# What to produce:
Put each line of the material below into a numbered list, leaving out any blank lines.

# Records shown:
━━━━━━━━━━━━━━━━━━━━

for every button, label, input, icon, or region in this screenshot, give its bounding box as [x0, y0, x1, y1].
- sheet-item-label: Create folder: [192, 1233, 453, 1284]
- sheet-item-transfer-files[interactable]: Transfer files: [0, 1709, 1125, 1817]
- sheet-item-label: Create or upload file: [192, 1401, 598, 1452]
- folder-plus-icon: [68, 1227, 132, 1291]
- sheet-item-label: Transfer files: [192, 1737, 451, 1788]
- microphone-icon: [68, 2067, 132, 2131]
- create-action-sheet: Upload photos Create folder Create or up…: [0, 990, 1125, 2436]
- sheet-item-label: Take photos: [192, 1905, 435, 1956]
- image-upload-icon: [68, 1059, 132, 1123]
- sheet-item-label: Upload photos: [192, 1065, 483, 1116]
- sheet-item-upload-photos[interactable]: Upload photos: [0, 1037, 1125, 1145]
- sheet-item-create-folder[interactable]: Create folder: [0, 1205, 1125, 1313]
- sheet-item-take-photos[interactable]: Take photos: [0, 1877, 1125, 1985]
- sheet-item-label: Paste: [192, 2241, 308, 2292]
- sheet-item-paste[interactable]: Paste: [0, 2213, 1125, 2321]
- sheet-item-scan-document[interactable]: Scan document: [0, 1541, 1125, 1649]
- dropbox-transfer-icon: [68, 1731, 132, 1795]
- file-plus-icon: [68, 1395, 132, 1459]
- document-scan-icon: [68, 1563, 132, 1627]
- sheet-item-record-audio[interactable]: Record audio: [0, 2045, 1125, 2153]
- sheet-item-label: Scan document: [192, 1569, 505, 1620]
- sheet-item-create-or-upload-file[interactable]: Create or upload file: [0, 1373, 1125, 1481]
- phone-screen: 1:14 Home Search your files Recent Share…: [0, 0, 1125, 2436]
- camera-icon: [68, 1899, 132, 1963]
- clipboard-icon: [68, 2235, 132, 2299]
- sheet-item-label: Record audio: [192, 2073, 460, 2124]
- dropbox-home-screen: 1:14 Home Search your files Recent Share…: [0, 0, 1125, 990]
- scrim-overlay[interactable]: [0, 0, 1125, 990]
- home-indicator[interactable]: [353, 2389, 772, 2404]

━━━━━━━━━━━━━━━━━━━━

# Answer for this exercise:
1. for every button, label, input, icon, or region in this screenshot, give its bounding box as [x0, y0, x1, y1].
2. - sheet-item-label: Create folder: [192, 1233, 453, 1284]
3. - sheet-item-transfer-files[interactable]: Transfer files: [0, 1709, 1125, 1817]
4. - sheet-item-label: Create or upload file: [192, 1401, 598, 1452]
5. - folder-plus-icon: [68, 1227, 132, 1291]
6. - sheet-item-label: Transfer files: [192, 1737, 451, 1788]
7. - microphone-icon: [68, 2067, 132, 2131]
8. - create-action-sheet: Upload photos Create folder Create or up…: [0, 990, 1125, 2436]
9. - sheet-item-label: Take photos: [192, 1905, 435, 1956]
10. - image-upload-icon: [68, 1059, 132, 1123]
11. - sheet-item-label: Upload photos: [192, 1065, 483, 1116]
12. - sheet-item-upload-photos[interactable]: Upload photos: [0, 1037, 1125, 1145]
13. - sheet-item-create-folder[interactable]: Create folder: [0, 1205, 1125, 1313]
14. - sheet-item-take-photos[interactable]: Take photos: [0, 1877, 1125, 1985]
15. - sheet-item-label: Paste: [192, 2241, 308, 2292]
16. - sheet-item-paste[interactable]: Paste: [0, 2213, 1125, 2321]
17. - sheet-item-scan-document[interactable]: Scan document: [0, 1541, 1125, 1649]
18. - dropbox-transfer-icon: [68, 1731, 132, 1795]
19. - file-plus-icon: [68, 1395, 132, 1459]
20. - document-scan-icon: [68, 1563, 132, 1627]
21. - sheet-item-record-audio[interactable]: Record audio: [0, 2045, 1125, 2153]
22. - sheet-item-label: Scan document: [192, 1569, 505, 1620]
23. - sheet-item-create-or-upload-file[interactable]: Create or upload file: [0, 1373, 1125, 1481]
24. - phone-screen: 1:14 Home Search your files Recent Share…: [0, 0, 1125, 2436]
25. - camera-icon: [68, 1899, 132, 1963]
26. - clipboard-icon: [68, 2235, 132, 2299]
27. - sheet-item-label: Record audio: [192, 2073, 460, 2124]
28. - dropbox-home-screen: 1:14 Home Search your files Recent Share…: [0, 0, 1125, 990]
29. - scrim-overlay[interactable]: [0, 0, 1125, 990]
30. - home-indicator[interactable]: [353, 2389, 772, 2404]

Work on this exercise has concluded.